┌──
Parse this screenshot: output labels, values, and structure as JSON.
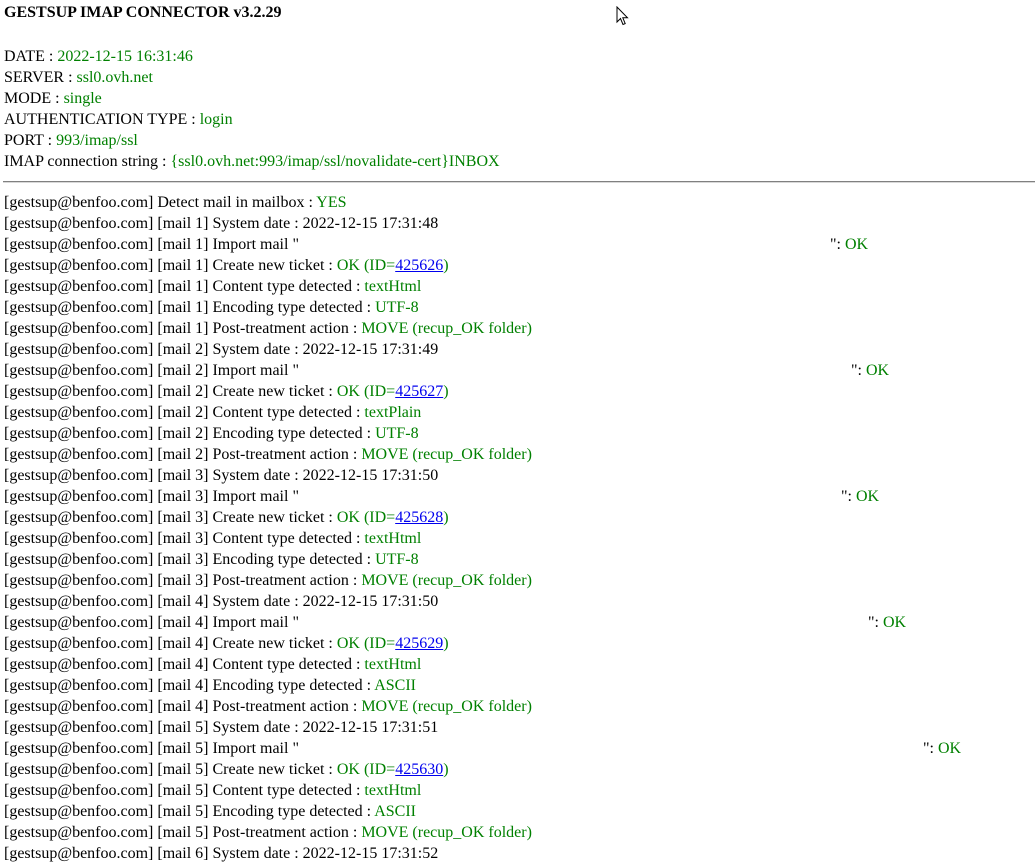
{
  "title": "GESTSUP IMAP CONNECTOR v3.2.29",
  "info": [
    {
      "label": "DATE : ",
      "value": "2022-12-15 16:31:46"
    },
    {
      "label": "SERVER : ",
      "value": "ssl0.ovh.net"
    },
    {
      "label": "MODE : ",
      "value": "single"
    },
    {
      "label": "AUTHENTICATION TYPE : ",
      "value": "login"
    },
    {
      "label": "PORT : ",
      "value": "993/imap/ssl"
    },
    {
      "label": "IMAP connection string : ",
      "value": "{ssl0.ovh.net:993/imap/ssl/novalidate-cert}INBOX"
    }
  ],
  "log": [
    {
      "type": "kv",
      "prefix": "[gestsup@benfoo.com] Detect mail in mailbox : ",
      "value": "YES"
    },
    {
      "type": "plain",
      "prefix": "[gestsup@benfoo.com] [mail 1] System date : 2022-12-15 17:31:48"
    },
    {
      "type": "import",
      "prefix": "[gestsup@benfoo.com] [mail 1] Import mail \"",
      "suffix": "\": ",
      "status": "OK"
    },
    {
      "type": "ticket",
      "prefix": "[gestsup@benfoo.com] [mail 1] Create new ticket : ",
      "ok": "OK (ID=",
      "id": "425626",
      "close": ")"
    },
    {
      "type": "kv",
      "prefix": "[gestsup@benfoo.com] [mail 1] Content type detected : ",
      "value": "textHtml"
    },
    {
      "type": "kv",
      "prefix": "[gestsup@benfoo.com] [mail 1] Encoding type detected : ",
      "value": "UTF-8"
    },
    {
      "type": "kv",
      "prefix": "[gestsup@benfoo.com] [mail 1] Post-treatment action : ",
      "value": "MOVE (recup_OK folder)"
    },
    {
      "type": "plain",
      "prefix": "[gestsup@benfoo.com] [mail 2] System date : 2022-12-15 17:31:49"
    },
    {
      "type": "import",
      "prefix": "[gestsup@benfoo.com] [mail 2] Import mail \"",
      "suffix": "\": ",
      "status": "OK"
    },
    {
      "type": "ticket",
      "prefix": "[gestsup@benfoo.com] [mail 2] Create new ticket : ",
      "ok": "OK (ID=",
      "id": "425627",
      "close": ")"
    },
    {
      "type": "kv",
      "prefix": "[gestsup@benfoo.com] [mail 2] Content type detected : ",
      "value": "textPlain"
    },
    {
      "type": "kv",
      "prefix": "[gestsup@benfoo.com] [mail 2] Encoding type detected : ",
      "value": "UTF-8"
    },
    {
      "type": "kv",
      "prefix": "[gestsup@benfoo.com] [mail 2] Post-treatment action : ",
      "value": "MOVE (recup_OK folder)"
    },
    {
      "type": "plain",
      "prefix": "[gestsup@benfoo.com] [mail 3] System date : 2022-12-15 17:31:50"
    },
    {
      "type": "import",
      "prefix": "[gestsup@benfoo.com] [mail 3] Import mail \"",
      "suffix": "\": ",
      "status": "OK"
    },
    {
      "type": "ticket",
      "prefix": "[gestsup@benfoo.com] [mail 3] Create new ticket : ",
      "ok": "OK (ID=",
      "id": "425628",
      "close": ")"
    },
    {
      "type": "kv",
      "prefix": "[gestsup@benfoo.com] [mail 3] Content type detected : ",
      "value": "textHtml"
    },
    {
      "type": "kv",
      "prefix": "[gestsup@benfoo.com] [mail 3] Encoding type detected : ",
      "value": "UTF-8"
    },
    {
      "type": "kv",
      "prefix": "[gestsup@benfoo.com] [mail 3] Post-treatment action : ",
      "value": "MOVE (recup_OK folder)"
    },
    {
      "type": "plain",
      "prefix": "[gestsup@benfoo.com] [mail 4] System date : 2022-12-15 17:31:50"
    },
    {
      "type": "import",
      "prefix": "[gestsup@benfoo.com] [mail 4] Import mail \"",
      "suffix": "\": ",
      "status": "OK"
    },
    {
      "type": "ticket",
      "prefix": "[gestsup@benfoo.com] [mail 4] Create new ticket : ",
      "ok": "OK (ID=",
      "id": "425629",
      "close": ")"
    },
    {
      "type": "kv",
      "prefix": "[gestsup@benfoo.com] [mail 4] Content type detected : ",
      "value": "textHtml"
    },
    {
      "type": "kv",
      "prefix": "[gestsup@benfoo.com] [mail 4] Encoding type detected : ",
      "value": "ASCII"
    },
    {
      "type": "kv",
      "prefix": "[gestsup@benfoo.com] [mail 4] Post-treatment action : ",
      "value": "MOVE (recup_OK folder)"
    },
    {
      "type": "plain",
      "prefix": "[gestsup@benfoo.com] [mail 5] System date : 2022-12-15 17:31:51"
    },
    {
      "type": "import",
      "prefix": "[gestsup@benfoo.com] [mail 5] Import mail \"",
      "suffix": "\": ",
      "status": "OK"
    },
    {
      "type": "ticket",
      "prefix": "[gestsup@benfoo.com] [mail 5] Create new ticket : ",
      "ok": "OK (ID=",
      "id": "425630",
      "close": ")"
    },
    {
      "type": "kv",
      "prefix": "[gestsup@benfoo.com] [mail 5] Content type detected : ",
      "value": "textHtml"
    },
    {
      "type": "kv",
      "prefix": "[gestsup@benfoo.com] [mail 5] Encoding type detected : ",
      "value": "ASCII"
    },
    {
      "type": "kv",
      "prefix": "[gestsup@benfoo.com] [mail 5] Post-treatment action : ",
      "value": "MOVE (recup_OK folder)"
    },
    {
      "type": "plain",
      "prefix": "[gestsup@benfoo.com] [mail 6] System date : 2022-12-15 17:31:52"
    }
  ],
  "colors": {
    "value": "#008000",
    "link": "#0000ee",
    "text": "#000000"
  },
  "icons": {
    "cursor": "mouse-pointer-icon"
  }
}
└──
### What you are asked to do
Transcribe the records word for word and include no pictures.

### Complete response
Parse this screenshot: output labels, values, and structure as JSON.
{
  "title": "GESTSUP IMAP CONNECTOR v3.2.29",
  "info": [
    {
      "label": "DATE : ",
      "value": "2022-12-15 16:31:46"
    },
    {
      "label": "SERVER : ",
      "value": "ssl0.ovh.net"
    },
    {
      "label": "MODE : ",
      "value": "single"
    },
    {
      "label": "AUTHENTICATION TYPE : ",
      "value": "login"
    },
    {
      "label": "PORT : ",
      "value": "993/imap/ssl"
    },
    {
      "label": "IMAP connection string : ",
      "value": "{ssl0.ovh.net:993/imap/ssl/novalidate-cert}INBOX"
    }
  ],
  "log": [
    {
      "type": "kv",
      "prefix": "[gestsup@benfoo.com] Detect mail in mailbox : ",
      "value": "YES"
    },
    {
      "type": "plain",
      "prefix": "[gestsup@benfoo.com] [mail 1] System date : 2022-12-15 17:31:48"
    },
    {
      "type": "import",
      "prefix": "[gestsup@benfoo.com] [mail 1] Import mail \"",
      "suffix": "\": ",
      "status": "OK"
    },
    {
      "type": "ticket",
      "prefix": "[gestsup@benfoo.com] [mail 1] Create new ticket : ",
      "ok": "OK (ID=",
      "id": "425626",
      "close": ")"
    },
    {
      "type": "kv",
      "prefix": "[gestsup@benfoo.com] [mail 1] Content type detected : ",
      "value": "textHtml"
    },
    {
      "type": "kv",
      "prefix": "[gestsup@benfoo.com] [mail 1] Encoding type detected : ",
      "value": "UTF-8"
    },
    {
      "type": "kv",
      "prefix": "[gestsup@benfoo.com] [mail 1] Post-treatment action : ",
      "value": "MOVE (recup_OK folder)"
    },
    {
      "type": "plain",
      "prefix": "[gestsup@benfoo.com] [mail 2] System date : 2022-12-15 17:31:49"
    },
    {
      "type": "import",
      "prefix": "[gestsup@benfoo.com] [mail 2] Import mail \"",
      "suffix": "\": ",
      "status": "OK"
    },
    {
      "type": "ticket",
      "prefix": "[gestsup@benfoo.com] [mail 2] Create new ticket : ",
      "ok": "OK (ID=",
      "id": "425627",
      "close": ")"
    },
    {
      "type": "kv",
      "prefix": "[gestsup@benfoo.com] [mail 2] Content type detected : ",
      "value": "textPlain"
    },
    {
      "type": "kv",
      "prefix": "[gestsup@benfoo.com] [mail 2] Encoding type detected : ",
      "value": "UTF-8"
    },
    {
      "type": "kv",
      "prefix": "[gestsup@benfoo.com] [mail 2] Post-treatment action : ",
      "value": "MOVE (recup_OK folder)"
    },
    {
      "type": "plain",
      "prefix": "[gestsup@benfoo.com] [mail 3] System date : 2022-12-15 17:31:50"
    },
    {
      "type": "import",
      "prefix": "[gestsup@benfoo.com] [mail 3] Import mail \"",
      "suffix": "\": ",
      "status": "OK"
    },
    {
      "type": "ticket",
      "prefix": "[gestsup@benfoo.com] [mail 3] Create new ticket : ",
      "ok": "OK (ID=",
      "id": "425628",
      "close": ")"
    },
    {
      "type": "kv",
      "prefix": "[gestsup@benfoo.com] [mail 3] Content type detected : ",
      "value": "textHtml"
    },
    {
      "type": "kv",
      "prefix": "[gestsup@benfoo.com] [mail 3] Encoding type detected : ",
      "value": "UTF-8"
    },
    {
      "type": "kv",
      "prefix": "[gestsup@benfoo.com] [mail 3] Post-treatment action : ",
      "value": "MOVE (recup_OK folder)"
    },
    {
      "type": "plain",
      "prefix": "[gestsup@benfoo.com] [mail 4] System date : 2022-12-15 17:31:50"
    },
    {
      "type": "import",
      "prefix": "[gestsup@benfoo.com] [mail 4] Import mail \"",
      "suffix": "\": ",
      "status": "OK"
    },
    {
      "type": "ticket",
      "prefix": "[gestsup@benfoo.com] [mail 4] Create new ticket : ",
      "ok": "OK (ID=",
      "id": "425629",
      "close": ")"
    },
    {
      "type": "kv",
      "prefix": "[gestsup@benfoo.com] [mail 4] Content type detected : ",
      "value": "textHtml"
    },
    {
      "type": "kv",
      "prefix": "[gestsup@benfoo.com] [mail 4] Encoding type detected : ",
      "value": "ASCII"
    },
    {
      "type": "kv",
      "prefix": "[gestsup@benfoo.com] [mail 4] Post-treatment action : ",
      "value": "MOVE (recup_OK folder)"
    },
    {
      "type": "plain",
      "prefix": "[gestsup@benfoo.com] [mail 5] System date : 2022-12-15 17:31:51"
    },
    {
      "type": "import",
      "prefix": "[gestsup@benfoo.com] [mail 5] Import mail \"",
      "suffix": "\": ",
      "status": "OK"
    },
    {
      "type": "ticket",
      "prefix": "[gestsup@benfoo.com] [mail 5] Create new ticket : ",
      "ok": "OK (ID=",
      "id": "425630",
      "close": ")"
    },
    {
      "type": "kv",
      "prefix": "[gestsup@benfoo.com] [mail 5] Content type detected : ",
      "value": "textHtml"
    },
    {
      "type": "kv",
      "prefix": "[gestsup@benfoo.com] [mail 5] Encoding type detected : ",
      "value": "ASCII"
    },
    {
      "type": "kv",
      "prefix": "[gestsup@benfoo.com] [mail 5] Post-treatment action : ",
      "value": "MOVE (recup_OK folder)"
    },
    {
      "type": "plain",
      "prefix": "[gestsup@benfoo.com] [mail 6] System date : 2022-12-15 17:31:52"
    }
  ],
  "colors": {
    "value": "#008000",
    "link": "#0000ee",
    "text": "#000000"
  },
  "icons": {
    "cursor": "mouse-pointer-icon"
  }
}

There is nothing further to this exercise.